Given problem: Copy out every line exactly as given.

━━━ Extracted entries ━━━

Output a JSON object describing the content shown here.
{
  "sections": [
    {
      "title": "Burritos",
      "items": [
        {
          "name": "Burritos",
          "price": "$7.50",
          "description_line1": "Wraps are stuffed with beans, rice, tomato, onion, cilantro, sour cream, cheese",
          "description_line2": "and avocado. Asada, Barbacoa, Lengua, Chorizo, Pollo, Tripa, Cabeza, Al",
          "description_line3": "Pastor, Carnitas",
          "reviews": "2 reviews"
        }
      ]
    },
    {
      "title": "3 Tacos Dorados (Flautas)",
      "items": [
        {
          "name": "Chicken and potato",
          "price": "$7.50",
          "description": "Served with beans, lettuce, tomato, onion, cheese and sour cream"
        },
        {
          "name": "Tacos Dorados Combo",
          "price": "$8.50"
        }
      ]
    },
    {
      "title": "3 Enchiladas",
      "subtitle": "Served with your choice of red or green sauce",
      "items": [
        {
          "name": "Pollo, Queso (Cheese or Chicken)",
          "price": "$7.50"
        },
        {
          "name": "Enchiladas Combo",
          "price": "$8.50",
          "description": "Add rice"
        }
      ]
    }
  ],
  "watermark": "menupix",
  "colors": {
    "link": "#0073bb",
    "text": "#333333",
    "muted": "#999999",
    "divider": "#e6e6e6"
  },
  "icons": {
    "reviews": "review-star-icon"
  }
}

━━━

Solution to this task:
Output a JSON object describing the content shown here.
{
  "sections": [
    {
      "title": "Burritos",
      "items": [
        {
          "name": "Burritos",
          "price": "$7.50",
          "description_line1": "Wraps are stuffed with beans, rice, tomato, onion, cilantro, sour cream, cheese",
          "description_line2": "and avocado. Asada, Barbacoa, Lengua, Chorizo, Pollo, Tripa, Cabeza, Al",
          "description_line3": "Pastor, Carnitas",
          "reviews": "2 reviews"
        }
      ]
    },
    {
      "title": "3 Tacos Dorados (Flautas)",
      "items": [
        {
          "name": "Chicken and potato",
          "price": "$7.50",
          "description": "Served with beans, lettuce, tomato, onion, cheese and sour cream"
        },
        {
          "name": "Tacos Dorados Combo",
          "price": "$8.50"
        }
      ]
    },
    {
      "title": "3 Enchiladas",
      "subtitle": "Served with your choice of red or green sauce",
      "items": [
        {
          "name": "Pollo, Queso (Cheese or Chicken)",
          "price": "$7.50"
        },
        {
          "name": "Enchiladas Combo",
          "price": "$8.50",
          "description": "Add rice"
        }
      ]
    }
  ],
  "watermark": "menupix",
  "colors": {
    "link": "#0073bb",
    "text": "#333333",
    "muted": "#999999",
    "divider": "#e6e6e6"
  },
  "icons": {
    "reviews": "review-star-icon"
  }
}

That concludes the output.